What the task asks:
Print all the entries verbatim.
···
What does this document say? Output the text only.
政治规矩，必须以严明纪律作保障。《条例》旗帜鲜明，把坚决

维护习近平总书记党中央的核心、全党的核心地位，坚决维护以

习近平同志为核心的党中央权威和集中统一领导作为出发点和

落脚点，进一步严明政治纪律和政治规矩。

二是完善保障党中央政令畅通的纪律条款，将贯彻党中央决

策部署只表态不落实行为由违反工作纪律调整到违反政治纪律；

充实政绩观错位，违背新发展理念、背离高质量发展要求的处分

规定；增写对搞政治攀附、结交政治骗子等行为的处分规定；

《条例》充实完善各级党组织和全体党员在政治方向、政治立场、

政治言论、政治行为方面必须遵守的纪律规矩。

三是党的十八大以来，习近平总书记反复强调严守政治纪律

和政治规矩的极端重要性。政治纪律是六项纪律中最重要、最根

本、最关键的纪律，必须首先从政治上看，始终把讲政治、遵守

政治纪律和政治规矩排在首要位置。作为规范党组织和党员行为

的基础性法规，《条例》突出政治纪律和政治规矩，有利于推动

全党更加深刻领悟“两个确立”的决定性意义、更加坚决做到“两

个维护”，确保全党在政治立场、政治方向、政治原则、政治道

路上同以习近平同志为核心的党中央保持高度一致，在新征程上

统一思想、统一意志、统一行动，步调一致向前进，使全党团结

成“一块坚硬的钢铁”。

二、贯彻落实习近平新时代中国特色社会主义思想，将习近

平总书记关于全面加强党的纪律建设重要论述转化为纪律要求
···
Task response:
What does this document say? Output the text only.
政治规矩，必须以严明纪律作保障。《条例》旗帜鲜明，把坚决

维护习近平总书记党中央的核心、全党的核心地位，坚决维护以

习近平同志为核心的党中央权威和集中统一领导作为出发点和

落脚点，进一步严明政治纪律和政治规矩。

二是完善保障党中央政令畅通的纪律条款，将贯彻党中央决

策部署只表态不落实行为由违反工作纪律调整到违反政治纪律；

充实政绩观错位，违背新发展理念、背离高质量发展要求的处分

规定；增写对搞政治攀附、结交政治骗子等行为的处分规定；

《条例》充实完善各级党组织和全体党员在政治方向、政治立场、

政治言论、政治行为方面必须遵守的纪律规矩。

三是党的十八大以来，习近平总书记反复强调严守政治纪律

和政治规矩的极端重要性。政治纪律是六项纪律中最重要、最根

本、最关键的纪律，必须首先从政治上看，始终把讲政治、遵守

政治纪律和政治规矩排在首要位置。作为规范党组织和党员行为

的基础性法规，《条例》突出政治纪律和政治规矩，有利于推动

全党更加深刻领悟“两个确立”的决定性意义、更加坚决做到“两

个维护”，确保全党在政治立场、政治方向、政治原则、政治道

路上同以习近平同志为核心的党中央保持高度一致，在新征程上

统一思想、统一意志、统一行动，步调一致向前进，使全党团结

成“一块坚硬的钢铁”。

二、贯彻落实习近平新时代中国特色社会主义思想，将习近

平总书记关于全面加强党的纪律建设重要论述转化为纪律要求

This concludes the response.